>> start EXERCISE MATERIALS

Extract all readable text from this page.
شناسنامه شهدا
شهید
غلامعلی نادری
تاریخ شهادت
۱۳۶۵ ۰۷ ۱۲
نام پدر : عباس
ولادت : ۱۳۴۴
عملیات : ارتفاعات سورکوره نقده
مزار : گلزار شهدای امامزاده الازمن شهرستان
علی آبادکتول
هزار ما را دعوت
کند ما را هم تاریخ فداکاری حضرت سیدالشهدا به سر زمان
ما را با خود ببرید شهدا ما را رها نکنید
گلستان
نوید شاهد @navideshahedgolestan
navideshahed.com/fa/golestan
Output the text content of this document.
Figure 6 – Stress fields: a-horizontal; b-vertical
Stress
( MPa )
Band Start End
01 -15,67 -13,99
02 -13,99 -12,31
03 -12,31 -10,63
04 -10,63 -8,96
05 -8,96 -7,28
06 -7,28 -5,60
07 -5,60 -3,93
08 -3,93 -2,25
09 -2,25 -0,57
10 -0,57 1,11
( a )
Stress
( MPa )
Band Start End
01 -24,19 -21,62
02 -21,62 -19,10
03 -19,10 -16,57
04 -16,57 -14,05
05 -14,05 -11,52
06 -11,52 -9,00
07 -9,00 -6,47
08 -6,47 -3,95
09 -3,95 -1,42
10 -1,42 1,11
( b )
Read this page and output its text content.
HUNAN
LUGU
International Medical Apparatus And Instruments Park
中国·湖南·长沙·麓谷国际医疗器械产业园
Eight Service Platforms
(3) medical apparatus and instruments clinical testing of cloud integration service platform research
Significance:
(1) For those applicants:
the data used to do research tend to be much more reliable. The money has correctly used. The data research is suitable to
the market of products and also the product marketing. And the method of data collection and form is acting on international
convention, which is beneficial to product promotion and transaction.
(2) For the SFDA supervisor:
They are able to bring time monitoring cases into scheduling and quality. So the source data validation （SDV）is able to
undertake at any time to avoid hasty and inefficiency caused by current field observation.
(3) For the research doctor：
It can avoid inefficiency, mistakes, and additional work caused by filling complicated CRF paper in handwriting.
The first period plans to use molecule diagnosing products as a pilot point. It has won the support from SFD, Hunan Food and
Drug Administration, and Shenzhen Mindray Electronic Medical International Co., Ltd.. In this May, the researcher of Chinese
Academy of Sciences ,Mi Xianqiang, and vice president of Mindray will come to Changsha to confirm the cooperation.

>> end EXERCISE MATERIALS

- _WHAT THE TASK ASKS_
Among the entries above, how many lines hold the string "from"? Respond with nothing but the number.

- _RESPONSE_
2